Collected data
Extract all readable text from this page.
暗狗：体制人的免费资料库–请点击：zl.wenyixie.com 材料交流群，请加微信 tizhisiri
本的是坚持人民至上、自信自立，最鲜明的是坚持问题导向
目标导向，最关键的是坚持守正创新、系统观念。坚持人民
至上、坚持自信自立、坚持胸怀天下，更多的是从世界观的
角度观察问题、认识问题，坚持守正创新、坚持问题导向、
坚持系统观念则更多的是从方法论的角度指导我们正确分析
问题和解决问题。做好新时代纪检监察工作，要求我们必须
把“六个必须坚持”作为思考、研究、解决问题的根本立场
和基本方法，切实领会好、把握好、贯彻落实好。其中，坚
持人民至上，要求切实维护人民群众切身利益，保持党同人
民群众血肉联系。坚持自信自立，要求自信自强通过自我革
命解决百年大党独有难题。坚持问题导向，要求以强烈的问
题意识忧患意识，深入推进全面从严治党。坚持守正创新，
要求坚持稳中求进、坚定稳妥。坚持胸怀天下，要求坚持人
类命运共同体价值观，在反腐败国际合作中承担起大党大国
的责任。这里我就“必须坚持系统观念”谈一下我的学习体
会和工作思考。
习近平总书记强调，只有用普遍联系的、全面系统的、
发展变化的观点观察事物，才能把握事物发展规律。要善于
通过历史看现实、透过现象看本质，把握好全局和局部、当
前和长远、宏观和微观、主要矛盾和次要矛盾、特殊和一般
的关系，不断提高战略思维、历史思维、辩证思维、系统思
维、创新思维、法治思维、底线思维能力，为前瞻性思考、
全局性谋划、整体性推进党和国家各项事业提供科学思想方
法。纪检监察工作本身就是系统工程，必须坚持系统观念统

> [GIVEN EXERCISE]
Reproduce all of the material above word for word.

> [REPLY TO THE TASK]
Extract all readable text from this page.
暗狗：体制人的免费资料库–请点击：zl.wenyixie.com 材料交流群，请加微信 tizhisiri
本的是坚持人民至上、自信自立，最鲜明的是坚持问题导向
目标导向，最关键的是坚持守正创新、系统观念。坚持人民
至上、坚持自信自立、坚持胸怀天下，更多的是从世界观的
角度观察问题、认识问题，坚持守正创新、坚持问题导向、
坚持系统观念则更多的是从方法论的角度指导我们正确分析
问题和解决问题。做好新时代纪检监察工作，要求我们必须
把“六个必须坚持”作为思考、研究、解决问题的根本立场
和基本方法，切实领会好、把握好、贯彻落实好。其中，坚
持人民至上，要求切实维护人民群众切身利益，保持党同人
民群众血肉联系。坚持自信自立，要求自信自强通过自我革
命解决百年大党独有难题。坚持问题导向，要求以强烈的问
题意识忧患意识，深入推进全面从严治党。坚持守正创新，
要求坚持稳中求进、坚定稳妥。坚持胸怀天下，要求坚持人
类命运共同体价值观，在反腐败国际合作中承担起大党大国
的责任。这里我就“必须坚持系统观念”谈一下我的学习体
会和工作思考。
习近平总书记强调，只有用普遍联系的、全面系统的、
发展变化的观点观察事物，才能把握事物发展规律。要善于
通过历史看现实、透过现象看本质，把握好全局和局部、当
前和长远、宏观和微观、主要矛盾和次要矛盾、特殊和一般
的关系，不断提高战略思维、历史思维、辩证思维、系统思
维、创新思维、法治思维、底线思维能力，为前瞻性思考、
全局性谋划、整体性推进党和国家各项事业提供科学思想方
法。纪检监察工作本身就是系统工程，必须坚持系统观念统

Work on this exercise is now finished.